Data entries
— BEGIN —

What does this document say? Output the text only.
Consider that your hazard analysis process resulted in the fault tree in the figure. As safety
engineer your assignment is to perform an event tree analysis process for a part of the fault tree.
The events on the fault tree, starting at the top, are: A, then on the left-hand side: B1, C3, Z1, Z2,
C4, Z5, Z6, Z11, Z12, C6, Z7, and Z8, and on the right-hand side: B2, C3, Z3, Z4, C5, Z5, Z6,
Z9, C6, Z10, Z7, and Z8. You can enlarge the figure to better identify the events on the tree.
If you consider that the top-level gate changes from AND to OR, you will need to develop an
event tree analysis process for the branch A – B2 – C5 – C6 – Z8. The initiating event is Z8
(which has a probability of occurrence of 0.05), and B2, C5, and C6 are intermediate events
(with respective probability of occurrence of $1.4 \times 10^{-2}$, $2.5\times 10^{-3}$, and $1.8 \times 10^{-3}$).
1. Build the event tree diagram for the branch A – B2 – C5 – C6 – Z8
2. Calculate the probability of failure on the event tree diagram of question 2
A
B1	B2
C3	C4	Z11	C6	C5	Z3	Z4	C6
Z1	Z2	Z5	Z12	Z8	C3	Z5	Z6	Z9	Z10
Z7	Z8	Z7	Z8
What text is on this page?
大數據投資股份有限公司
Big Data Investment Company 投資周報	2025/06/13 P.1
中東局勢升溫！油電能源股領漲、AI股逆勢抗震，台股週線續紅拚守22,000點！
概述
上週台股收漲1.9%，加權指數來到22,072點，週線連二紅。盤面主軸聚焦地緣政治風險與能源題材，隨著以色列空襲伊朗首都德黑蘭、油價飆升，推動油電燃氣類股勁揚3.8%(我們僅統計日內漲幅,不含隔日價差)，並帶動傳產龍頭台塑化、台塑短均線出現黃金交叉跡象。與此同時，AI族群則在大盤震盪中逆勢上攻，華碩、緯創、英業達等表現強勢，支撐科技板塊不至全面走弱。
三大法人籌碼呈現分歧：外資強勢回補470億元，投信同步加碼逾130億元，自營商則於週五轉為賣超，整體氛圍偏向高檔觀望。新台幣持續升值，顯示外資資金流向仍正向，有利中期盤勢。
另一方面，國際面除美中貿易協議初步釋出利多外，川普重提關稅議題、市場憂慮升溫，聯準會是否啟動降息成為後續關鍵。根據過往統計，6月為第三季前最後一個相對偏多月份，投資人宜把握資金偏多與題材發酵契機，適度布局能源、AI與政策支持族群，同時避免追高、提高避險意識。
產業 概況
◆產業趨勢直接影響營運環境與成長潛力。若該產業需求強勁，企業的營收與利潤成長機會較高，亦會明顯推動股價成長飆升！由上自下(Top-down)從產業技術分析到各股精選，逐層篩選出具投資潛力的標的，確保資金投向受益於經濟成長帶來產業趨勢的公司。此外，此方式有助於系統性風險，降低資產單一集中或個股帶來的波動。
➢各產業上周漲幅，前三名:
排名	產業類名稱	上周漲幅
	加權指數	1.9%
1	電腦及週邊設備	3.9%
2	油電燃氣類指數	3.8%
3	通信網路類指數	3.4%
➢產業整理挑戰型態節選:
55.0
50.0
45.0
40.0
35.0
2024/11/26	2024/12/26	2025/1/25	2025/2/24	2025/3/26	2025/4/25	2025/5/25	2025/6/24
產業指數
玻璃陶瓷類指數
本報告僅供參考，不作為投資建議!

— END —

### PROMPT
Retype all of the entries precisely as they are.

### THE RESPONSE
What does this document say? Output the text only.
Consider that your hazard analysis process resulted in the fault tree in the figure. As safety
engineer your assignment is to perform an event tree analysis process for a part of the fault tree.
The events on the fault tree, starting at the top, are: A, then on the left-hand side: B1, C3, Z1, Z2,
C4, Z5, Z6, Z11, Z12, C6, Z7, and Z8, and on the right-hand side: B2, C3, Z3, Z4, C5, Z5, Z6,
Z9, C6, Z10, Z7, and Z8. You can enlarge the figure to better identify the events on the tree.
If you consider that the top-level gate changes from AND to OR, you will need to develop an
event tree analysis process for the branch A – B2 – C5 – C6 – Z8. The initiating event is Z8
(which has a probability of occurrence of 0.05), and B2, C5, and C6 are intermediate events
(with respective probability of occurrence of $1.4 \times 10^{-2}$, $2.5\times 10^{-3}$, and $1.8 \times 10^{-3}$).
1. Build the event tree diagram for the branch A – B2 – C5 – C6 – Z8
2. Calculate the probability of failure on the event tree diagram of question 2
A
B1	B2
C3	C4	Z11	C6	C5	Z3	Z4	C6
Z1	Z2	Z5	Z12	Z8	C3	Z5	Z6	Z9	Z10
Z7	Z8	Z7	Z8
What text is on this page?
大數據投資股份有限公司
Big Data Investment Company 投資周報	2025/06/13 P.1
中東局勢升溫！油電能源股領漲、AI股逆勢抗震，台股週線續紅拚守22,000點！
概述
上週台股收漲1.9%，加權指數來到22,072點，週線連二紅。盤面主軸聚焦地緣政治風險與能源題材，隨著以色列空襲伊朗首都德黑蘭、油價飆升，推動油電燃氣類股勁揚3.8%(我們僅統計日內漲幅,不含隔日價差)，並帶動傳產龍頭台塑化、台塑短均線出現黃金交叉跡象。與此同時，AI族群則在大盤震盪中逆勢上攻，華碩、緯創、英業達等表現強勢，支撐科技板塊不至全面走弱。
三大法人籌碼呈現分歧：外資強勢回補470億元，投信同步加碼逾130億元，自營商則於週五轉為賣超，整體氛圍偏向高檔觀望。新台幣持續升值，顯示外資資金流向仍正向，有利中期盤勢。
另一方面，國際面除美中貿易協議初步釋出利多外，川普重提關稅議題、市場憂慮升溫，聯準會是否啟動降息成為後續關鍵。根據過往統計，6月為第三季前最後一個相對偏多月份，投資人宜把握資金偏多與題材發酵契機，適度布局能源、AI與政策支持族群，同時避免追高、提高避險意識。
產業 概況
◆產業趨勢直接影響營運環境與成長潛力。若該產業需求強勁，企業的營收與利潤成長機會較高，亦會明顯推動股價成長飆升！由上自下(Top-down)從產業技術分析到各股精選，逐層篩選出具投資潛力的標的，確保資金投向受益於經濟成長帶來產業趨勢的公司。此外，此方式有助於系統性風險，降低資產單一集中或個股帶來的波動。
➢各產業上周漲幅，前三名:
排名	產業類名稱	上周漲幅
	加權指數	1.9%
1	電腦及週邊設備	3.9%
2	油電燃氣類指數	3.8%
3	通信網路類指數	3.4%
➢產業整理挑戰型態節選:
55.0
50.0
45.0
40.0
35.0
2024/11/26	2024/12/26	2025/1/25	2025/2/24	2025/3/26	2025/4/25	2025/5/25	2025/6/24
產業指數
玻璃陶瓷類指數
本報告僅供參考，不作為投資建議!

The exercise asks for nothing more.